> Required work
In the listing below, pick out lines with "content".

> Records for this task
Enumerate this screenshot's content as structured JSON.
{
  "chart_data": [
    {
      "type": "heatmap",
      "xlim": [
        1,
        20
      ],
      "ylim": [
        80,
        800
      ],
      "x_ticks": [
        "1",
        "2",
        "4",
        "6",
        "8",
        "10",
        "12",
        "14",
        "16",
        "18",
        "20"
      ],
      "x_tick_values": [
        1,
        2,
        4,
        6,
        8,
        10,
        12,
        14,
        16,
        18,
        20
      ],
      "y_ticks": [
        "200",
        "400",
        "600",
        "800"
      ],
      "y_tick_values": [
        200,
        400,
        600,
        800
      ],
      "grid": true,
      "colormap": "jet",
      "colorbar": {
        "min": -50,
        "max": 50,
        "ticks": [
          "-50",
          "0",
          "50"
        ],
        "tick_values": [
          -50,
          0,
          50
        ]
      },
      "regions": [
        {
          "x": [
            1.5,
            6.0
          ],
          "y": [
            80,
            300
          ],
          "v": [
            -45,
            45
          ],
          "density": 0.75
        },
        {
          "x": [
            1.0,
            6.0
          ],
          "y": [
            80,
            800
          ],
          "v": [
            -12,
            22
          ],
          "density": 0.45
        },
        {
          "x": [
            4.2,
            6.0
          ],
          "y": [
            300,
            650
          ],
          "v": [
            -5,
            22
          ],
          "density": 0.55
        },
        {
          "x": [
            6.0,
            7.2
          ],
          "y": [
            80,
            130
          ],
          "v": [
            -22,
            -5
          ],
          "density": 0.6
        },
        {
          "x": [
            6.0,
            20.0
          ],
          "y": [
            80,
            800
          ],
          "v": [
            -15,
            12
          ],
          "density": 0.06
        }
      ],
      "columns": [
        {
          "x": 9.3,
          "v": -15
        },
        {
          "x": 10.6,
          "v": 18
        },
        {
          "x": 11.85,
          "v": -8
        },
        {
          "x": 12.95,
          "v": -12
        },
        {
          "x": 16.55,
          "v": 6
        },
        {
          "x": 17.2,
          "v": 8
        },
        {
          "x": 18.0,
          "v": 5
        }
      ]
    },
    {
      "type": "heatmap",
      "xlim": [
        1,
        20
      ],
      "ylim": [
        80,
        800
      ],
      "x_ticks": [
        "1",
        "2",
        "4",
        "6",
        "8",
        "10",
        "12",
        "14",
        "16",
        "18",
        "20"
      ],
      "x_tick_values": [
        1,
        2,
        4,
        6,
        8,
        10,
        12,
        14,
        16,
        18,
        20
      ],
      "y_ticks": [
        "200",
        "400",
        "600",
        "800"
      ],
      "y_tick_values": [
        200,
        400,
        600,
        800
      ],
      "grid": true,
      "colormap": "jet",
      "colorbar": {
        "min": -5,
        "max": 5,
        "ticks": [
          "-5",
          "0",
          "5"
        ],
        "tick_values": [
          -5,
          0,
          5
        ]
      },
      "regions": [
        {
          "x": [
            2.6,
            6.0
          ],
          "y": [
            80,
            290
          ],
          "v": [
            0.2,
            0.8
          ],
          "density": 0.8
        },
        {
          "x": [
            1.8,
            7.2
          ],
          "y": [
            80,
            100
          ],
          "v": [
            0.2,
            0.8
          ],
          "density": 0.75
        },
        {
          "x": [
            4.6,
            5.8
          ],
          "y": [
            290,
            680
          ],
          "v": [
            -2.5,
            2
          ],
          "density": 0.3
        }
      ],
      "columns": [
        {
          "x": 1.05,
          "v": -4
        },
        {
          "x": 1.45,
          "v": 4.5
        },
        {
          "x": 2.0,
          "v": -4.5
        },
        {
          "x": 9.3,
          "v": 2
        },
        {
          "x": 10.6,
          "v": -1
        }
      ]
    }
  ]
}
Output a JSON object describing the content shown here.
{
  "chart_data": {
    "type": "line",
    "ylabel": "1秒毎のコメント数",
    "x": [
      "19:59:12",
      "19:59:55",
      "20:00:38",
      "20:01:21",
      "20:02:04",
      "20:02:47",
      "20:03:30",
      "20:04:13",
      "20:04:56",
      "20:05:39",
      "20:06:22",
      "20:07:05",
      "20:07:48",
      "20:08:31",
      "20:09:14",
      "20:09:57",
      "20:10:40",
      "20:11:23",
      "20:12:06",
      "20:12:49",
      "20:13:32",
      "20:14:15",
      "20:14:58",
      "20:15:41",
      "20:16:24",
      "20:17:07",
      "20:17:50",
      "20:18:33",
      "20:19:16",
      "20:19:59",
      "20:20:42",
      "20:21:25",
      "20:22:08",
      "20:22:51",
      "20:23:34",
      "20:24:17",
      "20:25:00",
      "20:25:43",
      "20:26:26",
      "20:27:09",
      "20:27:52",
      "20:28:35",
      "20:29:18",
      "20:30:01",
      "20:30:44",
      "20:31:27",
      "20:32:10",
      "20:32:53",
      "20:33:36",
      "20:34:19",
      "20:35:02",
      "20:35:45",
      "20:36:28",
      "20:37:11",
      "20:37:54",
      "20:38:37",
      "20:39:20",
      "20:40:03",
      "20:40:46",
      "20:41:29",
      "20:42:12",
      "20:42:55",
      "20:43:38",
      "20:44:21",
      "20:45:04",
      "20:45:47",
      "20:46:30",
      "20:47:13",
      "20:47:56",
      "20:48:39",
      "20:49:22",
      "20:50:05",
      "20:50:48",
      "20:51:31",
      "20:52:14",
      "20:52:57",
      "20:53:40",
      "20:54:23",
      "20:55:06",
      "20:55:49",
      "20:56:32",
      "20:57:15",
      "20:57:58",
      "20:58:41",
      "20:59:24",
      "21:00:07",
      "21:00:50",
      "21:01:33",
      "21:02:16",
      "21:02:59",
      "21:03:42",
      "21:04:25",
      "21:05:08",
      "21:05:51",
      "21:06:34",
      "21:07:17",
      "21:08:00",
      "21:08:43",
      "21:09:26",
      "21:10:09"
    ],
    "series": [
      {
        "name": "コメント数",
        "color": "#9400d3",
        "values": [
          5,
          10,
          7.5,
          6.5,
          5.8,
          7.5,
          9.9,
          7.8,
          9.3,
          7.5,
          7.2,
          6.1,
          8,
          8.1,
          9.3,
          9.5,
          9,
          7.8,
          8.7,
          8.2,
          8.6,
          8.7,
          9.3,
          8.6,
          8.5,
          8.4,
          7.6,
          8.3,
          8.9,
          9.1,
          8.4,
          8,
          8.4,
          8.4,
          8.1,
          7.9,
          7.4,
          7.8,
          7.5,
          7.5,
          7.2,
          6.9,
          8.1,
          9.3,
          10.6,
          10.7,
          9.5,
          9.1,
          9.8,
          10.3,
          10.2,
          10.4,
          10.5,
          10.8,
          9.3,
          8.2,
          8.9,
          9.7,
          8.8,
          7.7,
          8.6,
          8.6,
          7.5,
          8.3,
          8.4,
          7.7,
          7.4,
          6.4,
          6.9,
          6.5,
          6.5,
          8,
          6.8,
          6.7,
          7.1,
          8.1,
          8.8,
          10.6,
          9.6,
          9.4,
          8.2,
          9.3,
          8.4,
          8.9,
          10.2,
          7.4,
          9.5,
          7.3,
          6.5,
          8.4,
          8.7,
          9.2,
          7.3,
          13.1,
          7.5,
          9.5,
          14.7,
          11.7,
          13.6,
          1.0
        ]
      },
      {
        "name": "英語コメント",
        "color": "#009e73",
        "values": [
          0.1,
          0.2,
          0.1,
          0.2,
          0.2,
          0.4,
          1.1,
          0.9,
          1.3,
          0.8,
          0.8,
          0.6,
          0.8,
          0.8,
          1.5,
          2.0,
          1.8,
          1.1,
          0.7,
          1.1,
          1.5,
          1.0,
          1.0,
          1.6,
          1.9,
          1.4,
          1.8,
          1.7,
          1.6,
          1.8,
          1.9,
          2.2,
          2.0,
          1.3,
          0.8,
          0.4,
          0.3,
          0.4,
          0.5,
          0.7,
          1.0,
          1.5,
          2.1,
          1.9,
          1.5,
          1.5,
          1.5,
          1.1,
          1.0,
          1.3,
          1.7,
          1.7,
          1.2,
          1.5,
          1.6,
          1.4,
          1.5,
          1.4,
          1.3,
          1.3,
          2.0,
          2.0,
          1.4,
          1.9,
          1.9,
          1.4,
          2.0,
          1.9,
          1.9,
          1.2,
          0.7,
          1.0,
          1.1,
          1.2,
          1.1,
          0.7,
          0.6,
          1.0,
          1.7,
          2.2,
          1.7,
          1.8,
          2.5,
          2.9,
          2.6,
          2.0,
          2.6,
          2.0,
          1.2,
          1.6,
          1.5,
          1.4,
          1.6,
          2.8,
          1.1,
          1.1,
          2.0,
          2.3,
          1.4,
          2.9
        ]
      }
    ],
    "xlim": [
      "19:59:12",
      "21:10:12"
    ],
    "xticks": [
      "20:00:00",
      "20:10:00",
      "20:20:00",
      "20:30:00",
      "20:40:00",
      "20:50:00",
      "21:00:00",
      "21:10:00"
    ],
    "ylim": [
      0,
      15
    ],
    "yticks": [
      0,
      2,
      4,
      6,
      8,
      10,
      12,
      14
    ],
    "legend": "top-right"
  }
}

> Answer to this problem
Enumerate this screenshot's content as structured JSON.
Output a JSON object describing the content shown here.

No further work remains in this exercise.